---------- DATASET EXCERPTS ----------

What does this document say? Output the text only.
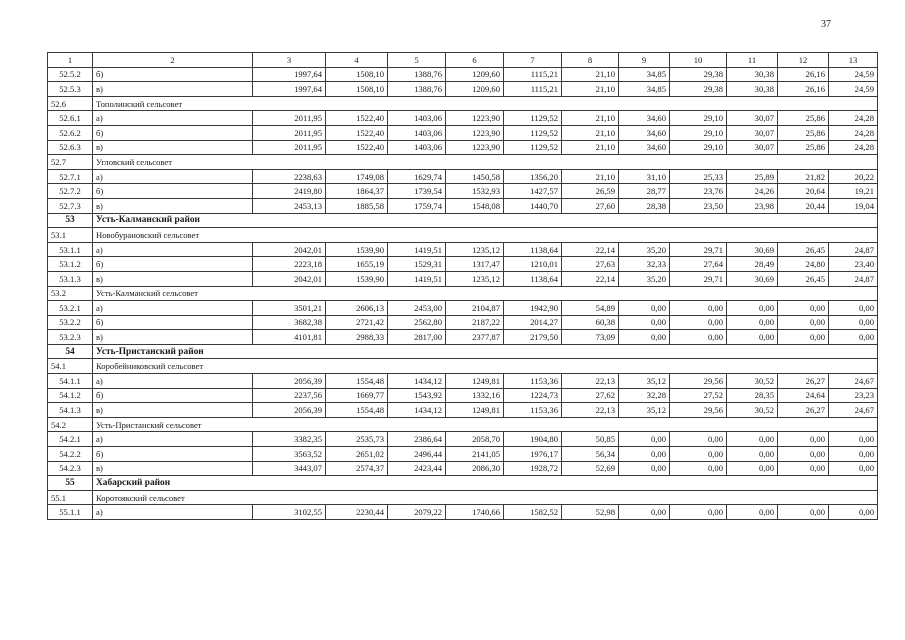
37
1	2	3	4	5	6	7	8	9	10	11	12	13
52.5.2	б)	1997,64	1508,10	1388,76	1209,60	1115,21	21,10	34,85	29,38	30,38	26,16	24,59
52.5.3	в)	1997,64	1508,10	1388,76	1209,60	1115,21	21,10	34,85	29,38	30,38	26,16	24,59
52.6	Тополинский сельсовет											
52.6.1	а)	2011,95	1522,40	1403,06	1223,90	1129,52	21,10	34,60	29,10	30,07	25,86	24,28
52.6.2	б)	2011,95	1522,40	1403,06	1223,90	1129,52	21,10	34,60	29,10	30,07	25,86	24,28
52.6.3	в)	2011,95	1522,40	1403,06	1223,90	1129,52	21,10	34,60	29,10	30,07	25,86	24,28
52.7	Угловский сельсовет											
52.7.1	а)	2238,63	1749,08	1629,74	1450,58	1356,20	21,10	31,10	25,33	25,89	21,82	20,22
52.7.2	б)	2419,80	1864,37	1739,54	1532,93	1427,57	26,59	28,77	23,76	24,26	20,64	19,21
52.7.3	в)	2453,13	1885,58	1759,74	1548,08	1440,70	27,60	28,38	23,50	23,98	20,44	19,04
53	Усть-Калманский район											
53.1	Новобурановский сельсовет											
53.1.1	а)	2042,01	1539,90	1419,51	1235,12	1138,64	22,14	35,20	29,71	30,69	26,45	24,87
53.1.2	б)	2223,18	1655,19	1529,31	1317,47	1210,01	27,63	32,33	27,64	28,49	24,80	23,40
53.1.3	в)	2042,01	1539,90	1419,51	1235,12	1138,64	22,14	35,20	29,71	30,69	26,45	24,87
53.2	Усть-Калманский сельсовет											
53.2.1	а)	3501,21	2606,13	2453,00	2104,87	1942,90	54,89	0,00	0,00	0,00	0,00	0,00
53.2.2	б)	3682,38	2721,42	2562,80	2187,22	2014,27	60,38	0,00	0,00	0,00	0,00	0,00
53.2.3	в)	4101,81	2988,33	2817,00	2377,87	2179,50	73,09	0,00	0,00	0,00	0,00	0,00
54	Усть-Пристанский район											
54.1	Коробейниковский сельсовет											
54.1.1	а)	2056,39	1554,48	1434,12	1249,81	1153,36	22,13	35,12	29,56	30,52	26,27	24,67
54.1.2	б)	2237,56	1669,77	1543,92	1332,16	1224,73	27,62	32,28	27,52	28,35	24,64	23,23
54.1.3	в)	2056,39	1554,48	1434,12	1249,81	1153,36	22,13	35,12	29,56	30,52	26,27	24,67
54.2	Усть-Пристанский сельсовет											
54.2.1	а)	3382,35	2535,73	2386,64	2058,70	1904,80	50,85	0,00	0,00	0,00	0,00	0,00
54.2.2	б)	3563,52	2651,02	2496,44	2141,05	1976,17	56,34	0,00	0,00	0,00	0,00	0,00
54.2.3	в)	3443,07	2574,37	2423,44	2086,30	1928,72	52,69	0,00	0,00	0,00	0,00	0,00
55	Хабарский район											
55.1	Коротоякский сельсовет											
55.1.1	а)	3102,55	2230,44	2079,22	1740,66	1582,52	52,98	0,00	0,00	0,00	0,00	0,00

----------

## WRITTEN REQUEST
Give all the lines above again, character for character, without pictures.

## SOLUTION FOR THIS TASK
What does this document say? Output the text only.
37
1	2	3	4	5	6	7	8	9	10	11	12	13
52.5.2	б)	1997,64	1508,10	1388,76	1209,60	1115,21	21,10	34,85	29,38	30,38	26,16	24,59
52.5.3	в)	1997,64	1508,10	1388,76	1209,60	1115,21	21,10	34,85	29,38	30,38	26,16	24,59
52.6	Тополинский сельсовет											
52.6.1	а)	2011,95	1522,40	1403,06	1223,90	1129,52	21,10	34,60	29,10	30,07	25,86	24,28
52.6.2	б)	2011,95	1522,40	1403,06	1223,90	1129,52	21,10	34,60	29,10	30,07	25,86	24,28
52.6.3	в)	2011,95	1522,40	1403,06	1223,90	1129,52	21,10	34,60	29,10	30,07	25,86	24,28
52.7	Угловский сельсовет											
52.7.1	а)	2238,63	1749,08	1629,74	1450,58	1356,20	21,10	31,10	25,33	25,89	21,82	20,22
52.7.2	б)	2419,80	1864,37	1739,54	1532,93	1427,57	26,59	28,77	23,76	24,26	20,64	19,21
52.7.3	в)	2453,13	1885,58	1759,74	1548,08	1440,70	27,60	28,38	23,50	23,98	20,44	19,04
53	Усть-Калманский район											
53.1	Новобурановский сельсовет											
53.1.1	а)	2042,01	1539,90	1419,51	1235,12	1138,64	22,14	35,20	29,71	30,69	26,45	24,87
53.1.2	б)	2223,18	1655,19	1529,31	1317,47	1210,01	27,63	32,33	27,64	28,49	24,80	23,40
53.1.3	в)	2042,01	1539,90	1419,51	1235,12	1138,64	22,14	35,20	29,71	30,69	26,45	24,87
53.2	Усть-Калманский сельсовет											
53.2.1	а)	3501,21	2606,13	2453,00	2104,87	1942,90	54,89	0,00	0,00	0,00	0,00	0,00
53.2.2	б)	3682,38	2721,42	2562,80	2187,22	2014,27	60,38	0,00	0,00	0,00	0,00	0,00
53.2.3	в)	4101,81	2988,33	2817,00	2377,87	2179,50	73,09	0,00	0,00	0,00	0,00	0,00
54	Усть-Пристанский район											
54.1	Коробейниковский сельсовет											
54.1.1	а)	2056,39	1554,48	1434,12	1249,81	1153,36	22,13	35,12	29,56	30,52	26,27	24,67
54.1.2	б)	2237,56	1669,77	1543,92	1332,16	1224,73	27,62	32,28	27,52	28,35	24,64	23,23
54.1.3	в)	2056,39	1554,48	1434,12	1249,81	1153,36	22,13	35,12	29,56	30,52	26,27	24,67
54.2	Усть-Пристанский сельсовет											
54.2.1	а)	3382,35	2535,73	2386,64	2058,70	1904,80	50,85	0,00	0,00	0,00	0,00	0,00
54.2.2	б)	3563,52	2651,02	2496,44	2141,05	1976,17	56,34	0,00	0,00	0,00	0,00	0,00
54.2.3	в)	3443,07	2574,37	2423,44	2086,30	1928,72	52,69	0,00	0,00	0,00	0,00	0,00
55	Хабарский район											
55.1	Коротоякский сельсовет											
55.1.1	а)	3102,55	2230,44	2079,22	1740,66	1582,52	52,98	0,00	0,00	0,00	0,00	0,00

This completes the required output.